**Work to do:**
Find each line with "icon" and copy it.

**Stored data:**
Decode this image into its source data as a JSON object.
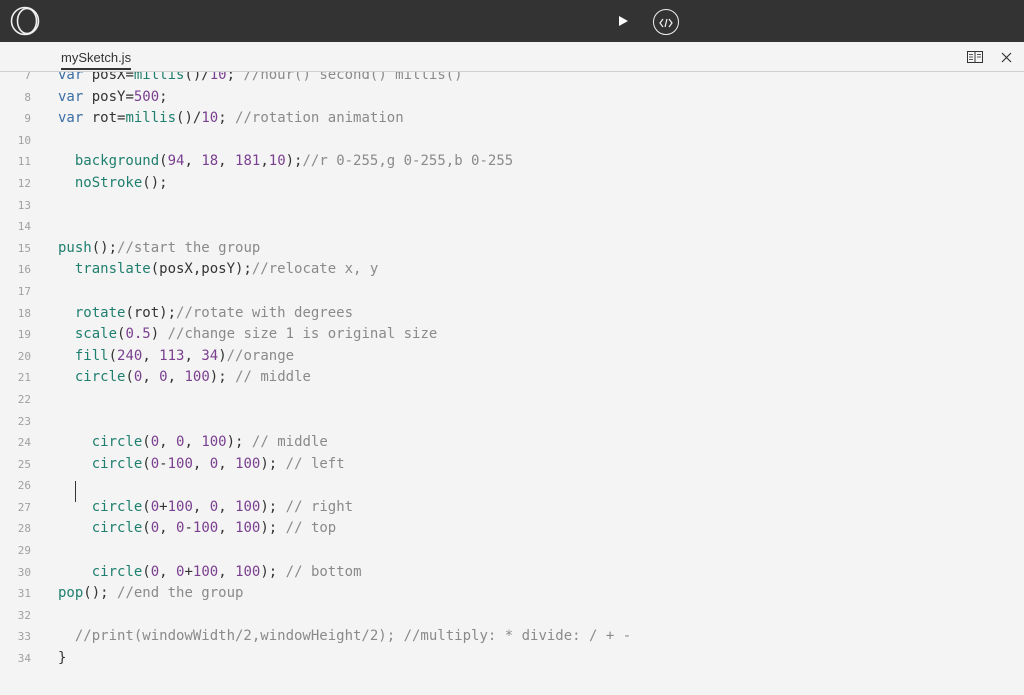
{
  "colors": {
    "topbar": "#333333",
    "keyword": "#3b6ea5",
    "function": "#1f7f6e",
    "number": "#7a3f8f",
    "comment": "#8a8a8a",
    "text": "#333333"
  },
  "toolbar": {
    "logo_icon": "p5-logo-icon",
    "run_icon": "play-icon",
    "embed_icon": "code-brackets-icon"
  },
  "tabs": [
    {
      "label": "mySketch.js",
      "active": true
    }
  ],
  "tab_actions": {
    "layout_icon": "split-view-icon",
    "close_icon": "close-icon"
  },
  "editor": {
    "lines": [
      {
        "num": "7",
        "tokens": [
          {
            "t": "var",
            "k": "keyword"
          },
          {
            "t": " posX=",
            "k": "text"
          },
          {
            "t": "millis",
            "k": "function"
          },
          {
            "t": "()/",
            "k": "text"
          },
          {
            "t": "10",
            "k": "number"
          },
          {
            "t": "; ",
            "k": "text"
          },
          {
            "t": "//hour() second() millis()",
            "k": "comment"
          }
        ]
      },
      {
        "num": "8",
        "tokens": [
          {
            "t": "var",
            "k": "keyword"
          },
          {
            "t": " posY=",
            "k": "text"
          },
          {
            "t": "500",
            "k": "number"
          },
          {
            "t": ";",
            "k": "text"
          }
        ]
      },
      {
        "num": "9",
        "tokens": [
          {
            "t": "var",
            "k": "keyword"
          },
          {
            "t": " rot=",
            "k": "text"
          },
          {
            "t": "millis",
            "k": "function"
          },
          {
            "t": "()/",
            "k": "text"
          },
          {
            "t": "10",
            "k": "number"
          },
          {
            "t": "; ",
            "k": "text"
          },
          {
            "t": "//rotation animation",
            "k": "comment"
          }
        ]
      },
      {
        "num": "10",
        "tokens": []
      },
      {
        "num": "11",
        "tokens": [
          {
            "t": "  ",
            "k": "text"
          },
          {
            "t": "background",
            "k": "function"
          },
          {
            "t": "(",
            "k": "text"
          },
          {
            "t": "94",
            "k": "number"
          },
          {
            "t": ", ",
            "k": "text"
          },
          {
            "t": "18",
            "k": "number"
          },
          {
            "t": ", ",
            "k": "text"
          },
          {
            "t": "181",
            "k": "number"
          },
          {
            "t": ",",
            "k": "text"
          },
          {
            "t": "10",
            "k": "number"
          },
          {
            "t": ");",
            "k": "text"
          },
          {
            "t": "//r 0-255,g 0-255,b 0-255",
            "k": "comment"
          }
        ]
      },
      {
        "num": "12",
        "tokens": [
          {
            "t": "  ",
            "k": "text"
          },
          {
            "t": "noStroke",
            "k": "function"
          },
          {
            "t": "();",
            "k": "text"
          }
        ]
      },
      {
        "num": "13",
        "tokens": []
      },
      {
        "num": "14",
        "tokens": []
      },
      {
        "num": "15",
        "tokens": [
          {
            "t": "push",
            "k": "function"
          },
          {
            "t": "();",
            "k": "text"
          },
          {
            "t": "//start the group",
            "k": "comment"
          }
        ]
      },
      {
        "num": "16",
        "tokens": [
          {
            "t": "  ",
            "k": "text"
          },
          {
            "t": "translate",
            "k": "function"
          },
          {
            "t": "(posX,posY);",
            "k": "text"
          },
          {
            "t": "//relocate x, y",
            "k": "comment"
          }
        ]
      },
      {
        "num": "17",
        "tokens": []
      },
      {
        "num": "18",
        "tokens": [
          {
            "t": "  ",
            "k": "text"
          },
          {
            "t": "rotate",
            "k": "function"
          },
          {
            "t": "(rot);",
            "k": "text"
          },
          {
            "t": "//rotate with degrees",
            "k": "comment"
          }
        ]
      },
      {
        "num": "19",
        "tokens": [
          {
            "t": "  ",
            "k": "text"
          },
          {
            "t": "scale",
            "k": "function"
          },
          {
            "t": "(",
            "k": "text"
          },
          {
            "t": "0.5",
            "k": "number"
          },
          {
            "t": ") ",
            "k": "text"
          },
          {
            "t": "//change size 1 is original size",
            "k": "comment"
          }
        ]
      },
      {
        "num": "20",
        "tokens": [
          {
            "t": "  ",
            "k": "text"
          },
          {
            "t": "fill",
            "k": "function"
          },
          {
            "t": "(",
            "k": "text"
          },
          {
            "t": "240",
            "k": "number"
          },
          {
            "t": ", ",
            "k": "text"
          },
          {
            "t": "113",
            "k": "number"
          },
          {
            "t": ", ",
            "k": "text"
          },
          {
            "t": "34",
            "k": "number"
          },
          {
            "t": ")",
            "k": "text"
          },
          {
            "t": "//orange",
            "k": "comment"
          }
        ]
      },
      {
        "num": "21",
        "tokens": [
          {
            "t": "  ",
            "k": "text"
          },
          {
            "t": "circle",
            "k": "function"
          },
          {
            "t": "(",
            "k": "text"
          },
          {
            "t": "0",
            "k": "number"
          },
          {
            "t": ", ",
            "k": "text"
          },
          {
            "t": "0",
            "k": "number"
          },
          {
            "t": ", ",
            "k": "text"
          },
          {
            "t": "100",
            "k": "number"
          },
          {
            "t": "); ",
            "k": "text"
          },
          {
            "t": "// middle",
            "k": "comment"
          }
        ]
      },
      {
        "num": "22",
        "tokens": []
      },
      {
        "num": "23",
        "tokens": []
      },
      {
        "num": "24",
        "tokens": [
          {
            "t": "    ",
            "k": "text"
          },
          {
            "t": "circle",
            "k": "function"
          },
          {
            "t": "(",
            "k": "text"
          },
          {
            "t": "0",
            "k": "number"
          },
          {
            "t": ", ",
            "k": "text"
          },
          {
            "t": "0",
            "k": "number"
          },
          {
            "t": ", ",
            "k": "text"
          },
          {
            "t": "100",
            "k": "number"
          },
          {
            "t": "); ",
            "k": "text"
          },
          {
            "t": "// middle",
            "k": "comment"
          }
        ]
      },
      {
        "num": "25",
        "tokens": [
          {
            "t": "    ",
            "k": "text"
          },
          {
            "t": "circle",
            "k": "function"
          },
          {
            "t": "(",
            "k": "text"
          },
          {
            "t": "0",
            "k": "number"
          },
          {
            "t": "-",
            "k": "text"
          },
          {
            "t": "100",
            "k": "number"
          },
          {
            "t": ", ",
            "k": "text"
          },
          {
            "t": "0",
            "k": "number"
          },
          {
            "t": ", ",
            "k": "text"
          },
          {
            "t": "100",
            "k": "number"
          },
          {
            "t": "); ",
            "k": "text"
          },
          {
            "t": "// left",
            "k": "comment"
          }
        ]
      },
      {
        "num": "26",
        "tokens": []
      },
      {
        "num": "27",
        "tokens": [
          {
            "t": "    ",
            "k": "text"
          },
          {
            "t": "circle",
            "k": "function"
          },
          {
            "t": "(",
            "k": "text"
          },
          {
            "t": "0",
            "k": "number"
          },
          {
            "t": "+",
            "k": "text"
          },
          {
            "t": "100",
            "k": "number"
          },
          {
            "t": ", ",
            "k": "text"
          },
          {
            "t": "0",
            "k": "number"
          },
          {
            "t": ", ",
            "k": "text"
          },
          {
            "t": "100",
            "k": "number"
          },
          {
            "t": "); ",
            "k": "text"
          },
          {
            "t": "// right",
            "k": "comment"
          }
        ]
      },
      {
        "num": "28",
        "tokens": [
          {
            "t": "    ",
            "k": "text"
          },
          {
            "t": "circle",
            "k": "function"
          },
          {
            "t": "(",
            "k": "text"
          },
          {
            "t": "0",
            "k": "number"
          },
          {
            "t": ", ",
            "k": "text"
          },
          {
            "t": "0",
            "k": "number"
          },
          {
            "t": "-",
            "k": "text"
          },
          {
            "t": "100",
            "k": "number"
          },
          {
            "t": ", ",
            "k": "text"
          },
          {
            "t": "100",
            "k": "number"
          },
          {
            "t": "); ",
            "k": "text"
          },
          {
            "t": "// top",
            "k": "comment"
          }
        ]
      },
      {
        "num": "29",
        "tokens": []
      },
      {
        "num": "30",
        "tokens": [
          {
            "t": "    ",
            "k": "text"
          },
          {
            "t": "circle",
            "k": "function"
          },
          {
            "t": "(",
            "k": "text"
          },
          {
            "t": "0",
            "k": "number"
          },
          {
            "t": ", ",
            "k": "text"
          },
          {
            "t": "0",
            "k": "number"
          },
          {
            "t": "+",
            "k": "text"
          },
          {
            "t": "100",
            "k": "number"
          },
          {
            "t": ", ",
            "k": "text"
          },
          {
            "t": "100",
            "k": "number"
          },
          {
            "t": "); ",
            "k": "text"
          },
          {
            "t": "// bottom",
            "k": "comment"
          }
        ]
      },
      {
        "num": "31",
        "tokens": [
          {
            "t": "pop",
            "k": "function"
          },
          {
            "t": "(); ",
            "k": "text"
          },
          {
            "t": "//end the group",
            "k": "comment"
          }
        ]
      },
      {
        "num": "32",
        "tokens": []
      },
      {
        "num": "33",
        "tokens": [
          {
            "t": "  ",
            "k": "text"
          },
          {
            "t": "//print(windowWidth/2,windowHeight/2); //multiply: * divide: / + -",
            "k": "comment"
          }
        ]
      },
      {
        "num": "34",
        "tokens": [
          {
            "t": "}",
            "k": "text"
          }
        ]
      }
    ]
  }
}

**Exercise result:**
    "logo_icon": "p5-logo-icon",
    "run_icon": "play-icon",
    "embed_icon": "code-brackets-icon"
    "layout_icon": "split-view-icon",
    "close_icon": "close-icon"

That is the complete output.